# [What the task requires]
Reproduce the listing below character for character; drop every image.

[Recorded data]
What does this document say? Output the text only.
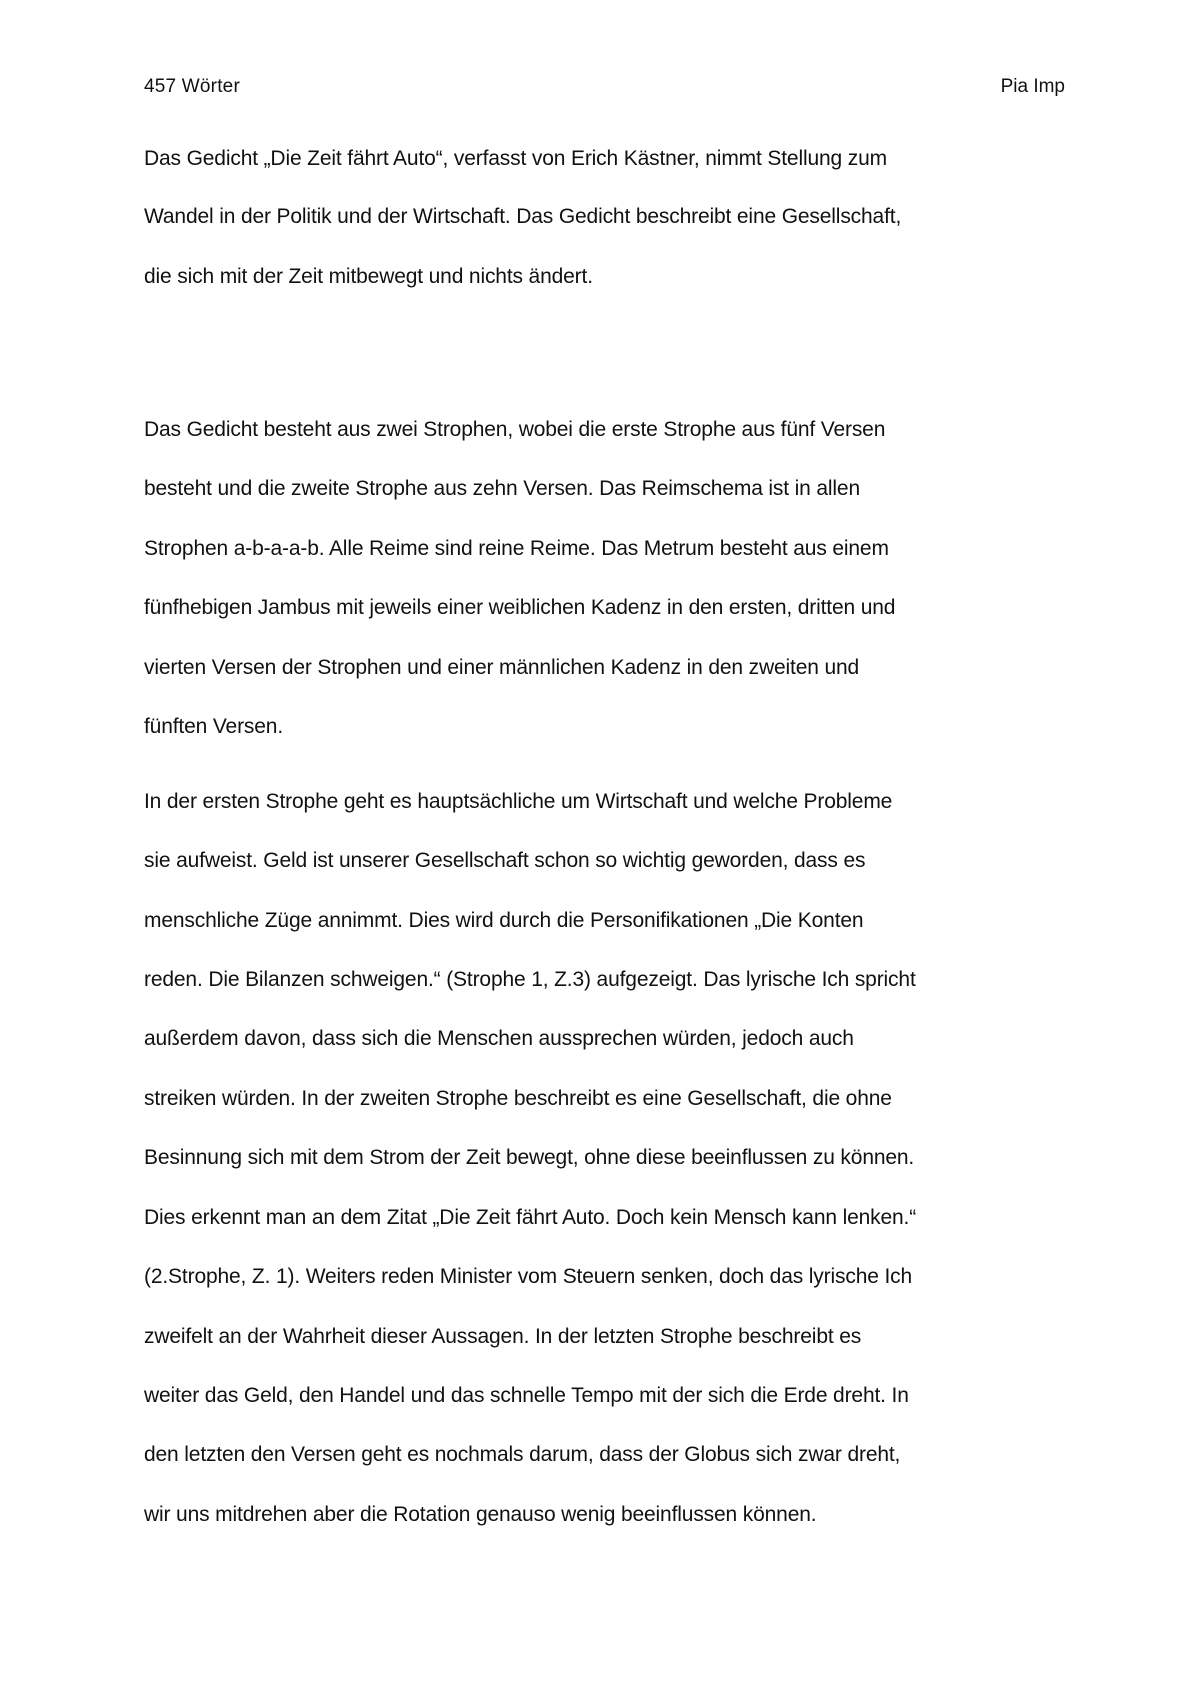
457 Wörter	Pia Imp
Das Gedicht „Die Zeit fährt Auto“, verfasst von Erich Kästner, nimmt Stellung zum
Wandel in der Politik und der Wirtschaft. Das Gedicht beschreibt eine Gesellschaft,
die sich mit der Zeit mitbewegt und nichts ändert.
Das Gedicht besteht aus zwei Strophen, wobei die erste Strophe aus fünf Versen
besteht und die zweite Strophe aus zehn Versen. Das Reimschema ist in allen
Strophen a-b-a-a-b. Alle Reime sind reine Reime. Das Metrum besteht aus einem
fünfhebigen Jambus mit jeweils einer weiblichen Kadenz in den ersten, dritten und
vierten Versen der Strophen und einer männlichen Kadenz in den zweiten und
fünften Versen.
In der ersten Strophe geht es hauptsächliche um Wirtschaft und welche Probleme
sie aufweist. Geld ist unserer Gesellschaft schon so wichtig geworden, dass es
menschliche Züge annimmt. Dies wird durch die Personifikationen „Die Konten
reden. Die Bilanzen schweigen.“ (Strophe 1, Z.3) aufgezeigt. Das lyrische Ich spricht
außerdem davon, dass sich die Menschen aussprechen würden, jedoch auch
streiken würden. In der zweiten Strophe beschreibt es eine Gesellschaft, die ohne
Besinnung sich mit dem Strom der Zeit bewegt, ohne diese beeinflussen zu können.
Dies erkennt man an dem Zitat „Die Zeit fährt Auto. Doch kein Mensch kann lenken.“
(2.Strophe, Z. 1). Weiters reden Minister vom Steuern senken, doch das lyrische Ich
zweifelt an der Wahrheit dieser Aussagen. In der letzten Strophe beschreibt es
weiter das Geld, den Handel und das schnelle Tempo mit der sich die Erde dreht. In
den letzten den Versen geht es nochmals darum, dass der Globus sich zwar dreht,
wir uns mitdrehen aber die Rotation genauso wenig beeinflussen können.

# [Full solution]
What does this document say? Output the text only.
457 Wörter	Pia Imp
Das Gedicht „Die Zeit fährt Auto“, verfasst von Erich Kästner, nimmt Stellung zum
Wandel in der Politik und der Wirtschaft. Das Gedicht beschreibt eine Gesellschaft,
die sich mit der Zeit mitbewegt und nichts ändert.
Das Gedicht besteht aus zwei Strophen, wobei die erste Strophe aus fünf Versen
besteht und die zweite Strophe aus zehn Versen. Das Reimschema ist in allen
Strophen a-b-a-a-b. Alle Reime sind reine Reime. Das Metrum besteht aus einem
fünfhebigen Jambus mit jeweils einer weiblichen Kadenz in den ersten, dritten und
vierten Versen der Strophen und einer männlichen Kadenz in den zweiten und
fünften Versen.
In der ersten Strophe geht es hauptsächliche um Wirtschaft und welche Probleme
sie aufweist. Geld ist unserer Gesellschaft schon so wichtig geworden, dass es
menschliche Züge annimmt. Dies wird durch die Personifikationen „Die Konten
reden. Die Bilanzen schweigen.“ (Strophe 1, Z.3) aufgezeigt. Das lyrische Ich spricht
außerdem davon, dass sich die Menschen aussprechen würden, jedoch auch
streiken würden. In der zweiten Strophe beschreibt es eine Gesellschaft, die ohne
Besinnung sich mit dem Strom der Zeit bewegt, ohne diese beeinflussen zu können.
Dies erkennt man an dem Zitat „Die Zeit fährt Auto. Doch kein Mensch kann lenken.“
(2.Strophe, Z. 1). Weiters reden Minister vom Steuern senken, doch das lyrische Ich
zweifelt an der Wahrheit dieser Aussagen. In der letzten Strophe beschreibt es
weiter das Geld, den Handel und das schnelle Tempo mit der sich die Erde dreht. In
den letzten den Versen geht es nochmals darum, dass der Globus sich zwar dreht,
wir uns mitdrehen aber die Rotation genauso wenig beeinflussen können.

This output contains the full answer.